> Aim of the task
Repeat each entry exactly and drop the pictures.

> Dataset
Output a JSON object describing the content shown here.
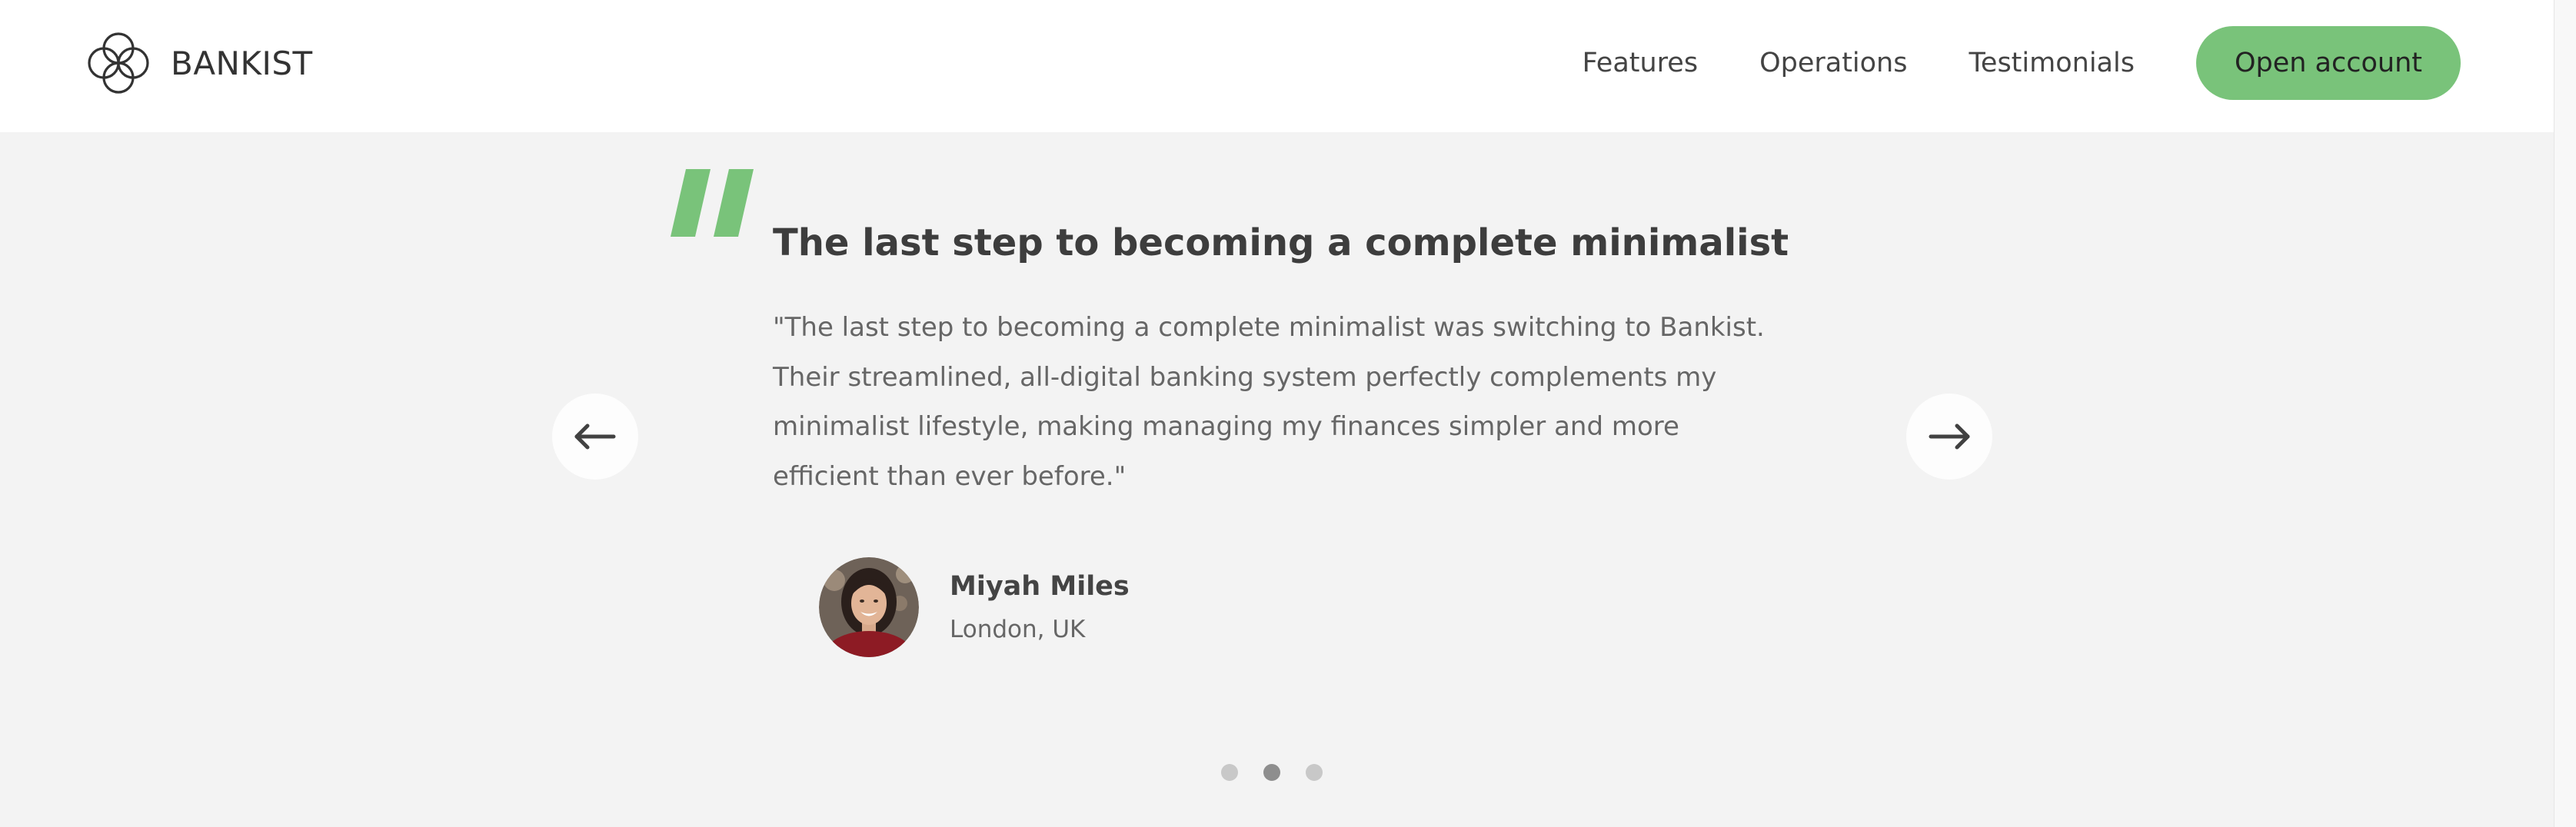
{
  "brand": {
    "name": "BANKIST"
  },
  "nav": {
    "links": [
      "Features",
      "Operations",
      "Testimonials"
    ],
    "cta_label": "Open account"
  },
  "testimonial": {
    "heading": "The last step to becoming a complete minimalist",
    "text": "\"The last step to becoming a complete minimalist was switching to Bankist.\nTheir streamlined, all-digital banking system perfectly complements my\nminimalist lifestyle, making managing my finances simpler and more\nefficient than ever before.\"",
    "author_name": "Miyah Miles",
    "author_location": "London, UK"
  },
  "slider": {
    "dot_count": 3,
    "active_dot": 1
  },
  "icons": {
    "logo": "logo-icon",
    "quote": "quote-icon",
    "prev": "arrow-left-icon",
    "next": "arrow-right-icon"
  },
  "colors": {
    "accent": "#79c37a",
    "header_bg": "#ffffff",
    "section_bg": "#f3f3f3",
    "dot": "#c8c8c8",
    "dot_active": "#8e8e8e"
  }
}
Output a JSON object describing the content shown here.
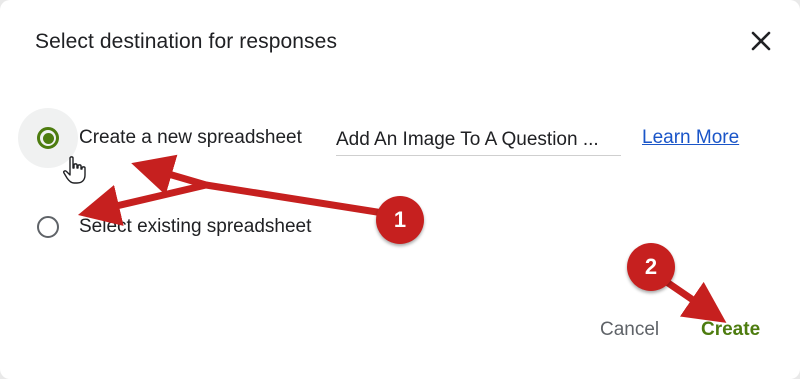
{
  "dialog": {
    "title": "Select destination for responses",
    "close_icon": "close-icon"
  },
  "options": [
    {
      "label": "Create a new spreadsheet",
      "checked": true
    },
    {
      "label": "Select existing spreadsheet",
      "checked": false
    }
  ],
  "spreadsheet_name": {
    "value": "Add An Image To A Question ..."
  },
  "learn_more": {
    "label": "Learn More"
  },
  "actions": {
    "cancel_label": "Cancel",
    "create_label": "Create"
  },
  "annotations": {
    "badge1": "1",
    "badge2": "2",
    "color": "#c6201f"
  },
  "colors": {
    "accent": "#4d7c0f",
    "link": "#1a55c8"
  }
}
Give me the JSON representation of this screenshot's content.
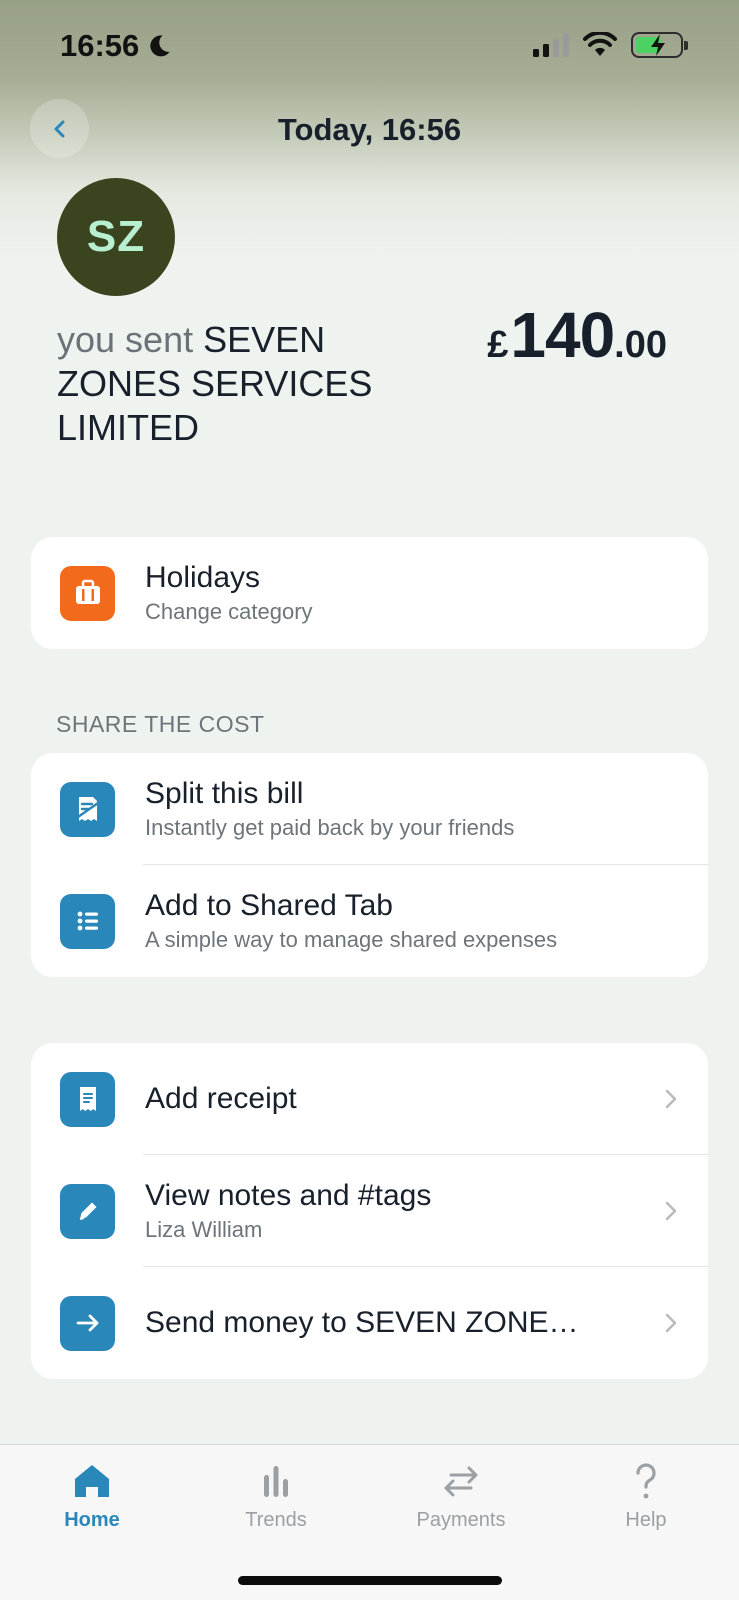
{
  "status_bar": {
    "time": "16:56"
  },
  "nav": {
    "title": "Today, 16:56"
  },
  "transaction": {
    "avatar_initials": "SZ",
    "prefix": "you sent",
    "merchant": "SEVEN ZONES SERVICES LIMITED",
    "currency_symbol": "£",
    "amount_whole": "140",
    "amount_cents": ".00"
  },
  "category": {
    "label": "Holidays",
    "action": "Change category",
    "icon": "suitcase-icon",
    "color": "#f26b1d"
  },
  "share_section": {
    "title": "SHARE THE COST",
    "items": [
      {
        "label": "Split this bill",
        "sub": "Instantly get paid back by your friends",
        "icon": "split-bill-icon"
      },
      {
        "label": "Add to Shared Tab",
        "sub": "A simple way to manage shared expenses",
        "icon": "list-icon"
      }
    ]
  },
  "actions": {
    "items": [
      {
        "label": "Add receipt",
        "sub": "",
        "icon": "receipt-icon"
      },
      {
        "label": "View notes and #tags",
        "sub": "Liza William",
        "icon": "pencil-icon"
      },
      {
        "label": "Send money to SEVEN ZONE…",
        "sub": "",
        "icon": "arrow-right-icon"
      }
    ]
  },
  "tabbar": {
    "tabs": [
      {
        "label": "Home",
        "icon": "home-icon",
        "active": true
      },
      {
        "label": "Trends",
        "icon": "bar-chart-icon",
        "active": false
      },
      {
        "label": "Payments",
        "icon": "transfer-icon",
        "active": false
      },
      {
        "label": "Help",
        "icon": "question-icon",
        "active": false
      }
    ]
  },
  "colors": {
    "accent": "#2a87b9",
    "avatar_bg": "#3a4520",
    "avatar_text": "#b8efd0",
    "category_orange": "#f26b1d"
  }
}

> Correct answer
Output a JSON object describing the content shown here.
{
  "brand": {
    "name": "BANKIST"
  },
  "nav": {
    "links": [
      "Features",
      "Operations",
      "Testimonials"
    ],
    "cta_label": "Open account"
  },
  "testimonial": {
    "heading": "The last step to becoming a complete minimalist",
    "text": "\"The last step to becoming a complete minimalist was switching to Bankist.\nTheir streamlined, all-digital banking system perfectly complements my\nminimalist lifestyle, making managing my finances simpler and more\nefficient than ever before.\"",
    "author_name": "Miyah Miles",
    "author_location": "London, UK"
  },
  "slider": {
    "dot_count": 3,
    "active_dot": 1
  },
  "icons": {
    "logo": "logo-icon",
    "quote": "quote-icon",
    "prev": "arrow-left-icon",
    "next": "arrow-right-icon"
  },
  "colors": {
    "accent": "#79c37a",
    "header_bg": "#ffffff",
    "section_bg": "#f3f3f3",
    "dot": "#c8c8c8",
    "dot_active": "#8e8e8e"
  }
}
Output a JSON object describing the content shown here.
{
  "dialog": {
    "title": "Select destination for responses",
    "close_icon": "close-icon"
  },
  "options": [
    {
      "label": "Create a new spreadsheet",
      "checked": true
    },
    {
      "label": "Select existing spreadsheet",
      "checked": false
    }
  ],
  "spreadsheet_name": {
    "value": "Add An Image To A Question ..."
  },
  "learn_more": {
    "label": "Learn More"
  },
  "actions": {
    "cancel_label": "Cancel",
    "create_label": "Create"
  },
  "annotations": {
    "badge1": "1",
    "badge2": "2",
    "color": "#c6201f"
  },
  "colors": {
    "accent": "#4d7c0f",
    "link": "#1a55c8"
  }
}
Give me the JSON representation of this screenshot's content.
{
  "status_bar": {
    "time": "16:56"
  },
  "nav": {
    "title": "Today, 16:56"
  },
  "transaction": {
    "avatar_initials": "SZ",
    "prefix": "you sent",
    "merchant": "SEVEN ZONES SERVICES LIMITED",
    "currency_symbol": "£",
    "amount_whole": "140",
    "amount_cents": ".00"
  },
  "category": {
    "label": "Holidays",
    "action": "Change category",
    "icon": "suitcase-icon",
    "color": "#f26b1d"
  },
  "share_section": {
    "title": "SHARE THE COST",
    "items": [
      {
        "label": "Split this bill",
        "sub": "Instantly get paid back by your friends",
        "icon": "split-bill-icon"
      },
      {
        "label": "Add to Shared Tab",
        "sub": "A simple way to manage shared expenses",
        "icon": "list-icon"
      }
    ]
  },
  "actions": {
    "items": [
      {
        "label": "Add receipt",
        "sub": "",
        "icon": "receipt-icon"
      },
      {
        "label": "View notes and #tags",
        "sub": "Liza William",
        "icon": "pencil-icon"
      },
      {
        "label": "Send money to SEVEN ZONE…",
        "sub": "",
        "icon": "arrow-right-icon"
      }
    ]
  },
  "tabbar": {
    "tabs": [
      {
        "label": "Home",
        "icon": "home-icon",
        "active": true
      },
      {
        "label": "Trends",
        "icon": "bar-chart-icon",
        "active": false
      },
      {
        "label": "Payments",
        "icon": "transfer-icon",
        "active": false
      },
      {
        "label": "Help",
        "icon": "question-icon",
        "active": false
      }
    ]
  },
  "colors": {
    "accent": "#2a87b9",
    "avatar_bg": "#3a4520",
    "avatar_text": "#b8efd0",
    "category_orange": "#f26b1d"
  }
}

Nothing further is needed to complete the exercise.